Exercise =>
Repeat the material below exactly, line for line.

╭─ Information shown

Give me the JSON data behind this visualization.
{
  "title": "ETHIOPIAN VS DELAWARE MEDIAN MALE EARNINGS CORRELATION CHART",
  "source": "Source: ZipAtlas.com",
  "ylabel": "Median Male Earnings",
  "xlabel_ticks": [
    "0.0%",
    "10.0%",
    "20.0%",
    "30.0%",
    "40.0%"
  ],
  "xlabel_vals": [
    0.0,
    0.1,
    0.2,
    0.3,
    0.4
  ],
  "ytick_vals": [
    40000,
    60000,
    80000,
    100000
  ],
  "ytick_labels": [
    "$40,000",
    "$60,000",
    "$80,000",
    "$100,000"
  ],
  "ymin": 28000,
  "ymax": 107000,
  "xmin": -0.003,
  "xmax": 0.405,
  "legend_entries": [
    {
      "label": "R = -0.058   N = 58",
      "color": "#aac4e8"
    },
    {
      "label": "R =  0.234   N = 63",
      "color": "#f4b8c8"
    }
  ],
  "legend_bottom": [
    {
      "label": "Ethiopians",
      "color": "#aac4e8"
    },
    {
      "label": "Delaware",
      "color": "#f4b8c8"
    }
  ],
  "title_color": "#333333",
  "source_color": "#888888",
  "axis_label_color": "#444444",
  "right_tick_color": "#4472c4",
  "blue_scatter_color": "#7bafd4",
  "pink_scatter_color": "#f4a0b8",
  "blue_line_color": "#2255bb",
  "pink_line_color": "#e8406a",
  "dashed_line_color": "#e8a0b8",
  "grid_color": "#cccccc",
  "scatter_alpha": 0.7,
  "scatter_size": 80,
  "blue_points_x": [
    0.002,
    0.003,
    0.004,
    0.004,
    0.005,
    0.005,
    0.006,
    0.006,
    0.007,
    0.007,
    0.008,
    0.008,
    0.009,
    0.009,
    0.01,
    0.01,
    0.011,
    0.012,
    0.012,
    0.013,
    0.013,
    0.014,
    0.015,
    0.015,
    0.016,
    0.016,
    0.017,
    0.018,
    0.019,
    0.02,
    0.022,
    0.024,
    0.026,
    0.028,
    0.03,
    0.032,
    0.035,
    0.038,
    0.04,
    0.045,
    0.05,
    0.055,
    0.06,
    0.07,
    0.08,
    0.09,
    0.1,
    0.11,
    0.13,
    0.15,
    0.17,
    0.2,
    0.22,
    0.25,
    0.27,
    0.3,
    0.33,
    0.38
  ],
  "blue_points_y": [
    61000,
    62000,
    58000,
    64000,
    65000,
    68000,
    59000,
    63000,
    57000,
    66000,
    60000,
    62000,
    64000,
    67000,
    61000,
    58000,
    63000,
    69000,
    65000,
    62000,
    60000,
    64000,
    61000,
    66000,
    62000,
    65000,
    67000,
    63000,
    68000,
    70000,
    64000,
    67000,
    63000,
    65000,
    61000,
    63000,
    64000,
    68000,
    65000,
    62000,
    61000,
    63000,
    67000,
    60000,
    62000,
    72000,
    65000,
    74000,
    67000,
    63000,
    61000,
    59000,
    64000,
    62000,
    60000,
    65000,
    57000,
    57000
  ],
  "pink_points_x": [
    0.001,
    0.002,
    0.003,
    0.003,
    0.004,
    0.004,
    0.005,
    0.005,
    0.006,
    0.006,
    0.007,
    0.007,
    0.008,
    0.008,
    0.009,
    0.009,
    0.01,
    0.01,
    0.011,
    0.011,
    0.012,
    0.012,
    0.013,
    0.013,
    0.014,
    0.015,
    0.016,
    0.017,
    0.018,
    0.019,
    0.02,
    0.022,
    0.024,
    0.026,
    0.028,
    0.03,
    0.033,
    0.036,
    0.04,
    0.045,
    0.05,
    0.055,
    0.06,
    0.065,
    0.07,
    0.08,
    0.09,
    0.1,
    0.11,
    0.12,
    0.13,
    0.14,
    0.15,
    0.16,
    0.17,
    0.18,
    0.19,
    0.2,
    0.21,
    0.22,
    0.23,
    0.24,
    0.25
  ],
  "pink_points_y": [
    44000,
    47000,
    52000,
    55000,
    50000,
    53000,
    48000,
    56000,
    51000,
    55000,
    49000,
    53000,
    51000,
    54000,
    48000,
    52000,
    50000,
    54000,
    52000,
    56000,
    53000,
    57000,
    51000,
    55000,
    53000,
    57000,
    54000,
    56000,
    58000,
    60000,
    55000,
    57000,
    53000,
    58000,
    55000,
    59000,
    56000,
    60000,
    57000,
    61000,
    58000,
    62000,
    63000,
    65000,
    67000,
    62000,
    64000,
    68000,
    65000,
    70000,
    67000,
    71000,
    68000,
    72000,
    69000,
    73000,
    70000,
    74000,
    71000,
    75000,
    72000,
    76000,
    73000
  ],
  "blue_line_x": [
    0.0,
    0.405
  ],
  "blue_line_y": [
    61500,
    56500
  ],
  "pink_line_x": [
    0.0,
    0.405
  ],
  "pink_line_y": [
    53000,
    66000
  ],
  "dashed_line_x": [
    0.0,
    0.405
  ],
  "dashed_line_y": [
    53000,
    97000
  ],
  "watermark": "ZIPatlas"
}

╰─

Answer to the task =>
Give me the JSON data behind this visualization.
{
  "title": "ETHIOPIAN VS DELAWARE MEDIAN MALE EARNINGS CORRELATION CHART",
  "source": "Source: ZipAtlas.com",
  "ylabel": "Median Male Earnings",
  "xlabel_ticks": [
    "0.0%",
    "10.0%",
    "20.0%",
    "30.0%",
    "40.0%"
  ],
  "xlabel_vals": [
    0.0,
    0.1,
    0.2,
    0.3,
    0.4
  ],
  "ytick_vals": [
    40000,
    60000,
    80000,
    100000
  ],
  "ytick_labels": [
    "$40,000",
    "$60,000",
    "$80,000",
    "$100,000"
  ],
  "ymin": 28000,
  "ymax": 107000,
  "xmin": -0.003,
  "xmax": 0.405,
  "legend_entries": [
    {
      "label": "R = -0.058   N = 58",
      "color": "#aac4e8"
    },
    {
      "label": "R =  0.234   N = 63",
      "color": "#f4b8c8"
    }
  ],
  "legend_bottom": [
    {
      "label": "Ethiopians",
      "color": "#aac4e8"
    },
    {
      "label": "Delaware",
      "color": "#f4b8c8"
    }
  ],
  "title_color": "#333333",
  "source_color": "#888888",
  "axis_label_color": "#444444",
  "right_tick_color": "#4472c4",
  "blue_scatter_color": "#7bafd4",
  "pink_scatter_color": "#f4a0b8",
  "blue_line_color": "#2255bb",
  "pink_line_color": "#e8406a",
  "dashed_line_color": "#e8a0b8",
  "grid_color": "#cccccc",
  "scatter_alpha": 0.7,
  "scatter_size": 80,
  "blue_points_x": [
    0.002,
    0.003,
    0.004,
    0.004,
    0.005,
    0.005,
    0.006,
    0.006,
    0.007,
    0.007,
    0.008,
    0.008,
    0.009,
    0.009,
    0.01,
    0.01,
    0.011,
    0.012,
    0.012,
    0.013,
    0.013,
    0.014,
    0.015,
    0.015,
    0.016,
    0.016,
    0.017,
    0.018,
    0.019,
    0.02,
    0.022,
    0.024,
    0.026,
    0.028,
    0.03,
    0.032,
    0.035,
    0.038,
    0.04,
    0.045,
    0.05,
    0.055,
    0.06,
    0.07,
    0.08,
    0.09,
    0.1,
    0.11,
    0.13,
    0.15,
    0.17,
    0.2,
    0.22,
    0.25,
    0.27,
    0.3,
    0.33,
    0.38
  ],
  "blue_points_y": [
    61000,
    62000,
    58000,
    64000,
    65000,
    68000,
    59000,
    63000,
    57000,
    66000,
    60000,
    62000,
    64000,
    67000,
    61000,
    58000,
    63000,
    69000,
    65000,
    62000,
    60000,
    64000,
    61000,
    66000,
    62000,
    65000,
    67000,
    63000,
    68000,
    70000,
    64000,
    67000,
    63000,
    65000,
    61000,
    63000,
    64000,
    68000,
    65000,
    62000,
    61000,
    63000,
    67000,
    60000,
    62000,
    72000,
    65000,
    74000,
    67000,
    63000,
    61000,
    59000,
    64000,
    62000,
    60000,
    65000,
    57000,
    57000
  ],
  "pink_points_x": [
    0.001,
    0.002,
    0.003,
    0.003,
    0.004,
    0.004,
    0.005,
    0.005,
    0.006,
    0.006,
    0.007,
    0.007,
    0.008,
    0.008,
    0.009,
    0.009,
    0.01,
    0.01,
    0.011,
    0.011,
    0.012,
    0.012,
    0.013,
    0.013,
    0.014,
    0.015,
    0.016,
    0.017,
    0.018,
    0.019,
    0.02,
    0.022,
    0.024,
    0.026,
    0.028,
    0.03,
    0.033,
    0.036,
    0.04,
    0.045,
    0.05,
    0.055,
    0.06,
    0.065,
    0.07,
    0.08,
    0.09,
    0.1,
    0.11,
    0.12,
    0.13,
    0.14,
    0.15,
    0.16,
    0.17,
    0.18,
    0.19,
    0.2,
    0.21,
    0.22,
    0.23,
    0.24,
    0.25
  ],
  "pink_points_y": [
    44000,
    47000,
    52000,
    55000,
    50000,
    53000,
    48000,
    56000,
    51000,
    55000,
    49000,
    53000,
    51000,
    54000,
    48000,
    52000,
    50000,
    54000,
    52000,
    56000,
    53000,
    57000,
    51000,
    55000,
    53000,
    57000,
    54000,
    56000,
    58000,
    60000,
    55000,
    57000,
    53000,
    58000,
    55000,
    59000,
    56000,
    60000,
    57000,
    61000,
    58000,
    62000,
    63000,
    65000,
    67000,
    62000,
    64000,
    68000,
    65000,
    70000,
    67000,
    71000,
    68000,
    72000,
    69000,
    73000,
    70000,
    74000,
    71000,
    75000,
    72000,
    76000,
    73000
  ],
  "blue_line_x": [
    0.0,
    0.405
  ],
  "blue_line_y": [
    61500,
    56500
  ],
  "pink_line_x": [
    0.0,
    0.405
  ],
  "pink_line_y": [
    53000,
    66000
  ],
  "dashed_line_x": [
    0.0,
    0.405
  ],
  "dashed_line_y": [
    53000,
    97000
  ],
  "watermark": "ZIPatlas"
}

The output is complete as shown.